- **WHAT IS REQUIRED**
Write the data out again exactly, with no pictures.

- **DATA TO PROCESS**
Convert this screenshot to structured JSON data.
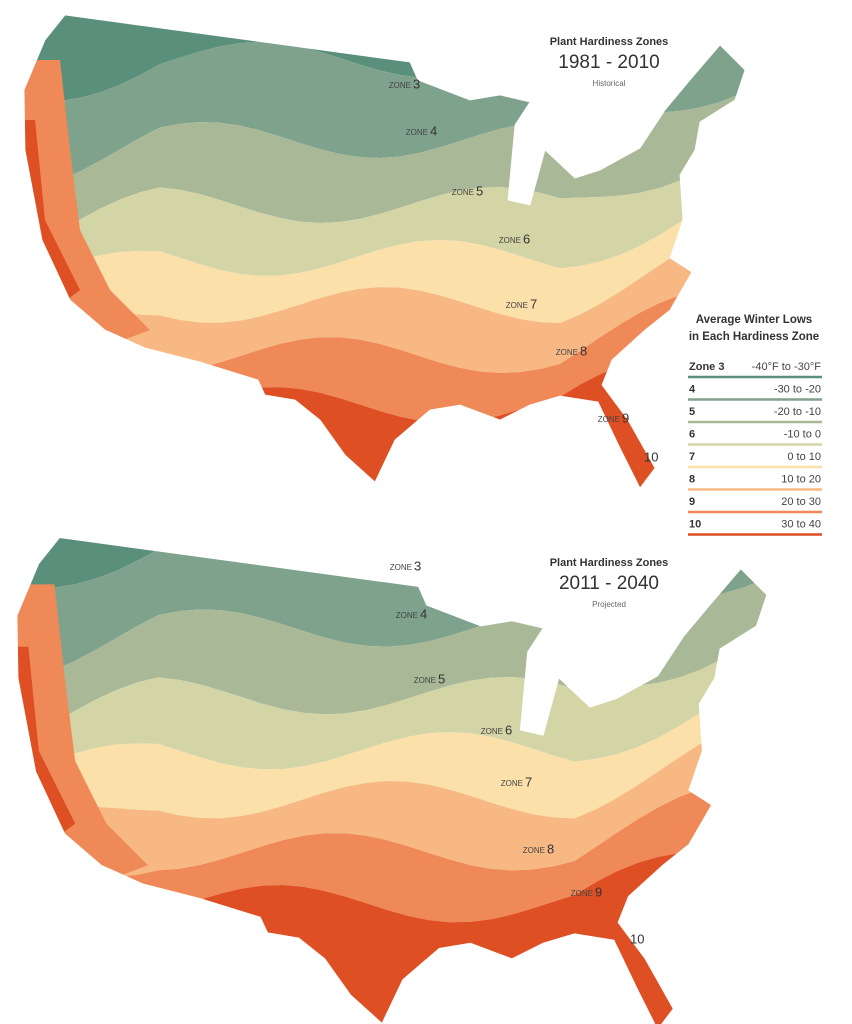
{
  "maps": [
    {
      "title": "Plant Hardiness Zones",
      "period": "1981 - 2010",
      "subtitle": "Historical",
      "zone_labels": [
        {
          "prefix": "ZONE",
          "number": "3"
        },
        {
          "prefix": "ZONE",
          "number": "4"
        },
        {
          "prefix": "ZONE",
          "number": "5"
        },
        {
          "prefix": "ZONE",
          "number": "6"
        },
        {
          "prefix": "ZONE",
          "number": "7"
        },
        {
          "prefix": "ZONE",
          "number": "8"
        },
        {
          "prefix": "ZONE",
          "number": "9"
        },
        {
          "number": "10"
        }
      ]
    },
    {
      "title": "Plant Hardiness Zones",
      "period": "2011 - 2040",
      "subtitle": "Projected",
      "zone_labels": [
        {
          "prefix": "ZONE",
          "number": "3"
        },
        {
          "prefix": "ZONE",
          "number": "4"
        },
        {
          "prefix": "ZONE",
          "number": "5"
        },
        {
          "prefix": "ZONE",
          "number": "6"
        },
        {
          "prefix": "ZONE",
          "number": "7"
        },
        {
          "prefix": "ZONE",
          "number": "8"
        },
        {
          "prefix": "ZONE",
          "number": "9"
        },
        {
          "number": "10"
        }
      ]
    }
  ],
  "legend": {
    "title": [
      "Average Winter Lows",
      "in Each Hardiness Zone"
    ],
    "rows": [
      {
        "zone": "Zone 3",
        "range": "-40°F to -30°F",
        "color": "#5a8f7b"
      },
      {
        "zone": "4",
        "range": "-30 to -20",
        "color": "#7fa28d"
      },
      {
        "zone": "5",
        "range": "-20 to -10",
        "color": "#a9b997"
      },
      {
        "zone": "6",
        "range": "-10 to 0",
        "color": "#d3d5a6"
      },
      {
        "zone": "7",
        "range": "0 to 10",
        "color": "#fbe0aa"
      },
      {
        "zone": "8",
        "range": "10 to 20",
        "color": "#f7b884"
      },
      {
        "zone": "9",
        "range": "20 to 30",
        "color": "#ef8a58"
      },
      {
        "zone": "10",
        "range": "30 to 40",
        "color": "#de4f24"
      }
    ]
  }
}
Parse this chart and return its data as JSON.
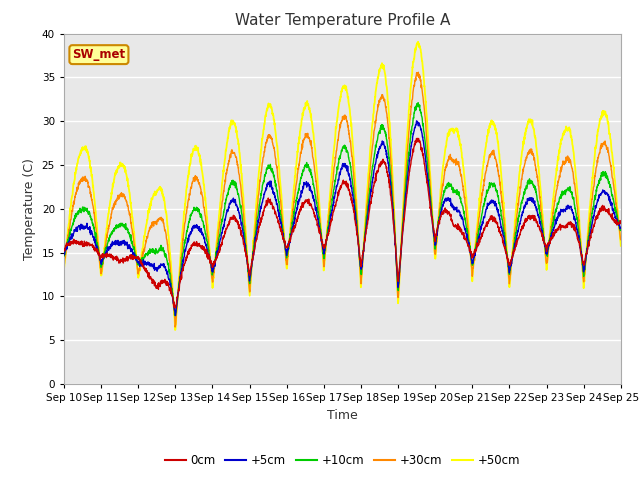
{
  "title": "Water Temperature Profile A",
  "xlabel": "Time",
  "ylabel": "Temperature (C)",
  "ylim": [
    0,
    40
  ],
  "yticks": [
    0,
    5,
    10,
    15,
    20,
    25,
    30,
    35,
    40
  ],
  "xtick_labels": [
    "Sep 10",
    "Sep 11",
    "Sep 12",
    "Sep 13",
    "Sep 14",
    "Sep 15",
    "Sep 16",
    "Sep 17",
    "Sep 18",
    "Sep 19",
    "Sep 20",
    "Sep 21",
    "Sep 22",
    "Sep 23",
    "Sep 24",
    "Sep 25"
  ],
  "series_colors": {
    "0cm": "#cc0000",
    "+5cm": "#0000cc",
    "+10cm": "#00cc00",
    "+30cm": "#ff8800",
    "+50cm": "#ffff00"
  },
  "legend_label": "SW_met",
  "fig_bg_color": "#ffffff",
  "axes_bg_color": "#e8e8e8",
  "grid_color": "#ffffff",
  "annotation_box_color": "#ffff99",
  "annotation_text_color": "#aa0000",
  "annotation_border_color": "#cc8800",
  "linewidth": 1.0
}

- **FINAL RESULT**
Convert this screenshot to structured JSON data.
{
  "maps": [
    {
      "title": "Plant Hardiness Zones",
      "period": "1981 - 2010",
      "subtitle": "Historical",
      "zone_labels": [
        {
          "prefix": "ZONE",
          "number": "3"
        },
        {
          "prefix": "ZONE",
          "number": "4"
        },
        {
          "prefix": "ZONE",
          "number": "5"
        },
        {
          "prefix": "ZONE",
          "number": "6"
        },
        {
          "prefix": "ZONE",
          "number": "7"
        },
        {
          "prefix": "ZONE",
          "number": "8"
        },
        {
          "prefix": "ZONE",
          "number": "9"
        },
        {
          "number": "10"
        }
      ]
    },
    {
      "title": "Plant Hardiness Zones",
      "period": "2011 - 2040",
      "subtitle": "Projected",
      "zone_labels": [
        {
          "prefix": "ZONE",
          "number": "3"
        },
        {
          "prefix": "ZONE",
          "number": "4"
        },
        {
          "prefix": "ZONE",
          "number": "5"
        },
        {
          "prefix": "ZONE",
          "number": "6"
        },
        {
          "prefix": "ZONE",
          "number": "7"
        },
        {
          "prefix": "ZONE",
          "number": "8"
        },
        {
          "prefix": "ZONE",
          "number": "9"
        },
        {
          "number": "10"
        }
      ]
    }
  ],
  "legend": {
    "title": [
      "Average Winter Lows",
      "in Each Hardiness Zone"
    ],
    "rows": [
      {
        "zone": "Zone 3",
        "range": "-40°F to -30°F",
        "color": "#5a8f7b"
      },
      {
        "zone": "4",
        "range": "-30 to -20",
        "color": "#7fa28d"
      },
      {
        "zone": "5",
        "range": "-20 to -10",
        "color": "#a9b997"
      },
      {
        "zone": "6",
        "range": "-10 to 0",
        "color": "#d3d5a6"
      },
      {
        "zone": "7",
        "range": "0 to 10",
        "color": "#fbe0aa"
      },
      {
        "zone": "8",
        "range": "10 to 20",
        "color": "#f7b884"
      },
      {
        "zone": "9",
        "range": "20 to 30",
        "color": "#ef8a58"
      },
      {
        "zone": "10",
        "range": "30 to 40",
        "color": "#de4f24"
      }
    ]
  }
}
Parse this chart and return its data as JSON.
{
  "title": "Water Temperature Profile A",
  "xlabel": "Time",
  "ylabel": "Temperature (C)",
  "ylim": [
    0,
    40
  ],
  "yticks": [
    0,
    5,
    10,
    15,
    20,
    25,
    30,
    35,
    40
  ],
  "xtick_labels": [
    "Sep 10",
    "Sep 11",
    "Sep 12",
    "Sep 13",
    "Sep 14",
    "Sep 15",
    "Sep 16",
    "Sep 17",
    "Sep 18",
    "Sep 19",
    "Sep 20",
    "Sep 21",
    "Sep 22",
    "Sep 23",
    "Sep 24",
    "Sep 25"
  ],
  "series_colors": {
    "0cm": "#cc0000",
    "+5cm": "#0000cc",
    "+10cm": "#00cc00",
    "+30cm": "#ff8800",
    "+50cm": "#ffff00"
  },
  "legend_label": "SW_met",
  "fig_bg_color": "#ffffff",
  "axes_bg_color": "#e8e8e8",
  "grid_color": "#ffffff",
  "annotation_box_color": "#ffff99",
  "annotation_text_color": "#aa0000",
  "annotation_border_color": "#cc8800",
  "linewidth": 1.0
}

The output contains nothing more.